GIVEN EXERCISE: Write out each line of the material again, word for word.

DATA EXTRACT:

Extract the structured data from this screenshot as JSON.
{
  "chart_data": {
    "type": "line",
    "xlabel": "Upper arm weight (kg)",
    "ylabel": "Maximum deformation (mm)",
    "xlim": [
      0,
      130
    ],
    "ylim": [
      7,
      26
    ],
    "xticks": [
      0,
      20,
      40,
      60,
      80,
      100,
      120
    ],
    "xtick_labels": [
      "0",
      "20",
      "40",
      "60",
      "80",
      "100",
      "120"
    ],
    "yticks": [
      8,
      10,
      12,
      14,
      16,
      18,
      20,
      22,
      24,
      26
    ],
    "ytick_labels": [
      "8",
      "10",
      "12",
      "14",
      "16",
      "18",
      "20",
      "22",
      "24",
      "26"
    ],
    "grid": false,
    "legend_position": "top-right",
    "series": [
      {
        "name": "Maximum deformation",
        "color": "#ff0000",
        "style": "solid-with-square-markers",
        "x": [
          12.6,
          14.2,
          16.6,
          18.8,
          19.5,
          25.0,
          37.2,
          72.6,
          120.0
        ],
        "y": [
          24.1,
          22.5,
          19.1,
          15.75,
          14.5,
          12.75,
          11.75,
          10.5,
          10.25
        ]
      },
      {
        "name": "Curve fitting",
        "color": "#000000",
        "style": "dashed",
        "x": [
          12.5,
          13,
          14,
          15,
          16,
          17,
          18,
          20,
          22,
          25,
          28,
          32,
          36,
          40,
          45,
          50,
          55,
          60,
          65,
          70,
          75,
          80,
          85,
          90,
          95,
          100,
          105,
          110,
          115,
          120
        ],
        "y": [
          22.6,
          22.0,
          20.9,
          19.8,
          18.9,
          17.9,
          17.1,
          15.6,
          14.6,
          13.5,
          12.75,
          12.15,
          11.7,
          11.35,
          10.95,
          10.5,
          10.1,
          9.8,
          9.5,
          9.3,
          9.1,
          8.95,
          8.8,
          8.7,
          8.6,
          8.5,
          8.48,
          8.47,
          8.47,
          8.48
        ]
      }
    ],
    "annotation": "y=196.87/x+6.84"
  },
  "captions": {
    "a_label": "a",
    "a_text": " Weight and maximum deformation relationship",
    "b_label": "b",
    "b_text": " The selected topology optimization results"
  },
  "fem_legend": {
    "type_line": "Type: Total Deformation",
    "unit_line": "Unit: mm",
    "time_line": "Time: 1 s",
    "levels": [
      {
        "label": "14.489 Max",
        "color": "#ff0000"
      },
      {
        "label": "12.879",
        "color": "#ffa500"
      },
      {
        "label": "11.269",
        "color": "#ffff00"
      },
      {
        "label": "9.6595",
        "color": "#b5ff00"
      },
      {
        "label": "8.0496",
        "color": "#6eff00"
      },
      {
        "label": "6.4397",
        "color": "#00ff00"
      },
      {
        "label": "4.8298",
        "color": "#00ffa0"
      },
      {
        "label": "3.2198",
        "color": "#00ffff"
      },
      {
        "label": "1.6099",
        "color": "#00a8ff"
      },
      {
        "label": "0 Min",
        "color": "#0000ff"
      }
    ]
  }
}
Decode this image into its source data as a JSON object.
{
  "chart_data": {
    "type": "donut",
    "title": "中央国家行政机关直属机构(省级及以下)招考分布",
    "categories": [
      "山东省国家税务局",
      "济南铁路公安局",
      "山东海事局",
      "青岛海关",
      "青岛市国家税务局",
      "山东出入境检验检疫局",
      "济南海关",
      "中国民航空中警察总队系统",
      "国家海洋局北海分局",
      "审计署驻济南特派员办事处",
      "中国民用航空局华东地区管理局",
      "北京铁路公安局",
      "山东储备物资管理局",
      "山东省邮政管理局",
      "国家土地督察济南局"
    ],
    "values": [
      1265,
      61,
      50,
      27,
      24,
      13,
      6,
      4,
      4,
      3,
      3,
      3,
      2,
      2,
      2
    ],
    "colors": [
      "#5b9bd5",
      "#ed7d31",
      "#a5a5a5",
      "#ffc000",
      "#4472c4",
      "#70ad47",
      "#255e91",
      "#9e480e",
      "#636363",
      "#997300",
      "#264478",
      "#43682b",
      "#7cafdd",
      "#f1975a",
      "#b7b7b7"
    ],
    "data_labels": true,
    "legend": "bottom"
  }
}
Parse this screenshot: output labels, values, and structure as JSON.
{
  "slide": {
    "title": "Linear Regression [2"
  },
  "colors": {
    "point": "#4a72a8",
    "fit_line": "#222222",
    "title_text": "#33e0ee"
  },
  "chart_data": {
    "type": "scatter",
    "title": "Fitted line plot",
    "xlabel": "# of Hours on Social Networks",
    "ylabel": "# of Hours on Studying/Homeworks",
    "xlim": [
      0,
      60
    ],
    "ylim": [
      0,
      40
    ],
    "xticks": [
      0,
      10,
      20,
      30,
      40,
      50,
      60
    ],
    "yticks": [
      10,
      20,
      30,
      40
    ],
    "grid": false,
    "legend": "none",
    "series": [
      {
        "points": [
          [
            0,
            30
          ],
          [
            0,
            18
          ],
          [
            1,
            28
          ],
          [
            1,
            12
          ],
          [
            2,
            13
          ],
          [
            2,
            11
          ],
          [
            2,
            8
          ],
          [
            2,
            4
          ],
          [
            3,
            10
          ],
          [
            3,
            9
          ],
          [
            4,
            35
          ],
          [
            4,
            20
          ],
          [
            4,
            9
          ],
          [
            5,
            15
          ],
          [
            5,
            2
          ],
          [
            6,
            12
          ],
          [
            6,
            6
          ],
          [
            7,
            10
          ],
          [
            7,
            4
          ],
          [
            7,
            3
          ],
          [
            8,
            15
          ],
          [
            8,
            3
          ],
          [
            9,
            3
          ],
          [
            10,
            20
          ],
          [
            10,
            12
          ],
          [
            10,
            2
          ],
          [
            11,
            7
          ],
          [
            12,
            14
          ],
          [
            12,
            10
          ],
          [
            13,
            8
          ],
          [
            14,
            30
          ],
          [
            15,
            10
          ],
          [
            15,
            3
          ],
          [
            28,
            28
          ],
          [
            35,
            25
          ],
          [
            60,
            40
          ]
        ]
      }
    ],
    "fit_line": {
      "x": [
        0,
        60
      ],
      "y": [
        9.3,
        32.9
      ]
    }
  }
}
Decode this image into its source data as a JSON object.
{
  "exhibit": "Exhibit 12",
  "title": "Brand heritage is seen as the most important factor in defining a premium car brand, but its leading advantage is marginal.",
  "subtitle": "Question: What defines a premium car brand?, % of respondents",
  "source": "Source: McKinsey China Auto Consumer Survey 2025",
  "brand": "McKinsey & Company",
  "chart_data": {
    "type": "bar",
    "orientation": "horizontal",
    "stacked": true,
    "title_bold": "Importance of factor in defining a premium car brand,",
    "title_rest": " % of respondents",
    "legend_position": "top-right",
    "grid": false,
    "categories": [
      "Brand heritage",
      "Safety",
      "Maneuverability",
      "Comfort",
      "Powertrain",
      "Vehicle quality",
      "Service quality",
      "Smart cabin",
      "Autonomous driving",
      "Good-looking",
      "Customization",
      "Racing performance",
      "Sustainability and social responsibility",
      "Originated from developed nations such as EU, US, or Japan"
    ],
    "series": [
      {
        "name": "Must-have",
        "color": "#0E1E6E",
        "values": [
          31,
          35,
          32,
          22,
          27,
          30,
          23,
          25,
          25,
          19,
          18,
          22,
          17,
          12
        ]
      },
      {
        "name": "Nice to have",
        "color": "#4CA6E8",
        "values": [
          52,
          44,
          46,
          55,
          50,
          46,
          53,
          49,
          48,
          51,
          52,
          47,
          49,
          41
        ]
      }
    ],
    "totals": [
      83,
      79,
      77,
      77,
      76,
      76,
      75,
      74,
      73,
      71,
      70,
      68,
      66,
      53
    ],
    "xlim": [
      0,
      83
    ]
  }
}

FULL ANSWER:
Extract the structured data from this screenshot as JSON.
{
  "chart_data": {
    "type": "line",
    "xlabel": "Upper arm weight (kg)",
    "ylabel": "Maximum deformation (mm)",
    "xlim": [
      0,
      130
    ],
    "ylim": [
      7,
      26
    ],
    "xticks": [
      0,
      20,
      40,
      60,
      80,
      100,
      120
    ],
    "xtick_labels": [
      "0",
      "20",
      "40",
      "60",
      "80",
      "100",
      "120"
    ],
    "yticks": [
      8,
      10,
      12,
      14,
      16,
      18,
      20,
      22,
      24,
      26
    ],
    "ytick_labels": [
      "8",
      "10",
      "12",
      "14",
      "16",
      "18",
      "20",
      "22",
      "24",
      "26"
    ],
    "grid": false,
    "legend_position": "top-right",
    "series": [
      {
        "name": "Maximum deformation",
        "color": "#ff0000",
        "style": "solid-with-square-markers",
        "x": [
          12.6,
          14.2,
          16.6,
          18.8,
          19.5,
          25.0,
          37.2,
          72.6,
          120.0
        ],
        "y": [
          24.1,
          22.5,
          19.1,
          15.75,
          14.5,
          12.75,
          11.75,
          10.5,
          10.25
        ]
      },
      {
        "name": "Curve fitting",
        "color": "#000000",
        "style": "dashed",
        "x": [
          12.5,
          13,
          14,
          15,
          16,
          17,
          18,
          20,
          22,
          25,
          28,
          32,
          36,
          40,
          45,
          50,
          55,
          60,
          65,
          70,
          75,
          80,
          85,
          90,
          95,
          100,
          105,
          110,
          115,
          120
        ],
        "y": [
          22.6,
          22.0,
          20.9,
          19.8,
          18.9,
          17.9,
          17.1,
          15.6,
          14.6,
          13.5,
          12.75,
          12.15,
          11.7,
          11.35,
          10.95,
          10.5,
          10.1,
          9.8,
          9.5,
          9.3,
          9.1,
          8.95,
          8.8,
          8.7,
          8.6,
          8.5,
          8.48,
          8.47,
          8.47,
          8.48
        ]
      }
    ],
    "annotation": "y=196.87/x+6.84"
  },
  "captions": {
    "a_label": "a",
    "a_text": " Weight and maximum deformation relationship",
    "b_label": "b",
    "b_text": " The selected topology optimization results"
  },
  "fem_legend": {
    "type_line": "Type: Total Deformation",
    "unit_line": "Unit: mm",
    "time_line": "Time: 1 s",
    "levels": [
      {
        "label": "14.489 Max",
        "color": "#ff0000"
      },
      {
        "label": "12.879",
        "color": "#ffa500"
      },
      {
        "label": "11.269",
        "color": "#ffff00"
      },
      {
        "label": "9.6595",
        "color": "#b5ff00"
      },
      {
        "label": "8.0496",
        "color": "#6eff00"
      },
      {
        "label": "6.4397",
        "color": "#00ff00"
      },
      {
        "label": "4.8298",
        "color": "#00ffa0"
      },
      {
        "label": "3.2198",
        "color": "#00ffff"
      },
      {
        "label": "1.6099",
        "color": "#00a8ff"
      },
      {
        "label": "0 Min",
        "color": "#0000ff"
      }
    ]
  }
}
Decode this image into its source data as a JSON object.
{
  "chart_data": {
    "type": "donut",
    "title": "中央国家行政机关直属机构(省级及以下)招考分布",
    "categories": [
      "山东省国家税务局",
      "济南铁路公安局",
      "山东海事局",
      "青岛海关",
      "青岛市国家税务局",
      "山东出入境检验检疫局",
      "济南海关",
      "中国民航空中警察总队系统",
      "国家海洋局北海分局",
      "审计署驻济南特派员办事处",
      "中国民用航空局华东地区管理局",
      "北京铁路公安局",
      "山东储备物资管理局",
      "山东省邮政管理局",
      "国家土地督察济南局"
    ],
    "values": [
      1265,
      61,
      50,
      27,
      24,
      13,
      6,
      4,
      4,
      3,
      3,
      3,
      2,
      2,
      2
    ],
    "colors": [
      "#5b9bd5",
      "#ed7d31",
      "#a5a5a5",
      "#ffc000",
      "#4472c4",
      "#70ad47",
      "#255e91",
      "#9e480e",
      "#636363",
      "#997300",
      "#264478",
      "#43682b",
      "#7cafdd",
      "#f1975a",
      "#b7b7b7"
    ],
    "data_labels": true,
    "legend": "bottom"
  }
}
Parse this screenshot: output labels, values, and structure as JSON.
{
  "slide": {
    "title": "Linear Regression [2"
  },
  "colors": {
    "point": "#4a72a8",
    "fit_line": "#222222",
    "title_text": "#33e0ee"
  },
  "chart_data": {
    "type": "scatter",
    "title": "Fitted line plot",
    "xlabel": "# of Hours on Social Networks",
    "ylabel": "# of Hours on Studying/Homeworks",
    "xlim": [
      0,
      60
    ],
    "ylim": [
      0,
      40
    ],
    "xticks": [
      0,
      10,
      20,
      30,
      40,
      50,
      60
    ],
    "yticks": [
      10,
      20,
      30,
      40
    ],
    "grid": false,
    "legend": "none",
    "series": [
      {
        "points": [
          [
            0,
            30
          ],
          [
            0,
            18
          ],
          [
            1,
            28
          ],
          [
            1,
            12
          ],
          [
            2,
            13
          ],
          [
            2,
            11
          ],
          [
            2,
            8
          ],
          [
            2,
            4
          ],
          [
            3,
            10
          ],
          [
            3,
            9
          ],
          [
            4,
            35
          ],
          [
            4,
            20
          ],
          [
            4,
            9
          ],
          [
            5,
            15
          ],
          [
            5,
            2
          ],
          [
            6,
            12
          ],
          [
            6,
            6
          ],
          [
            7,
            10
          ],
          [
            7,
            4
          ],
          [
            7,
            3
          ],
          [
            8,
            15
          ],
          [
            8,
            3
          ],
          [
            9,
            3
          ],
          [
            10,
            20
          ],
          [
            10,
            12
          ],
          [
            10,
            2
          ],
          [
            11,
            7
          ],
          [
            12,
            14
          ],
          [
            12,
            10
          ],
          [
            13,
            8
          ],
          [
            14,
            30
          ],
          [
            15,
            10
          ],
          [
            15,
            3
          ],
          [
            28,
            28
          ],
          [
            35,
            25
          ],
          [
            60,
            40
          ]
        ]
      }
    ],
    "fit_line": {
      "x": [
        0,
        60
      ],
      "y": [
        9.3,
        32.9
      ]
    }
  }
}
Decode this image into its source data as a JSON object.
{
  "exhibit": "Exhibit 12",
  "title": "Brand heritage is seen as the most important factor in defining a premium car brand, but its leading advantage is marginal.",
  "subtitle": "Question: What defines a premium car brand?, % of respondents",
  "source": "Source: McKinsey China Auto Consumer Survey 2025",
  "brand": "McKinsey & Company",
  "chart_data": {
    "type": "bar",
    "orientation": "horizontal",
    "stacked": true,
    "title_bold": "Importance of factor in defining a premium car brand,",
    "title_rest": " % of respondents",
    "legend_position": "top-right",
    "grid": false,
    "categories": [
      "Brand heritage",
      "Safety",
      "Maneuverability",
      "Comfort",
      "Powertrain",
      "Vehicle quality",
      "Service quality",
      "Smart cabin",
      "Autonomous driving",
      "Good-looking",
      "Customization",
      "Racing performance",
      "Sustainability and social responsibility",
      "Originated from developed nations such as EU, US, or Japan"
    ],
    "series": [
      {
        "name": "Must-have",
        "color": "#0E1E6E",
        "values": [
          31,
          35,
          32,
          22,
          27,
          30,
          23,
          25,
          25,
          19,
          18,
          22,
          17,
          12
        ]
      },
      {
        "name": "Nice to have",
        "color": "#4CA6E8",
        "values": [
          52,
          44,
          46,
          55,
          50,
          46,
          53,
          49,
          48,
          51,
          52,
          47,
          49,
          41
        ]
      }
    ],
    "totals": [
      83,
      79,
      77,
      77,
      76,
      76,
      75,
      74,
      73,
      71,
      70,
      68,
      66,
      53
    ],
    "xlim": [
      0,
      83
    ]
  }
}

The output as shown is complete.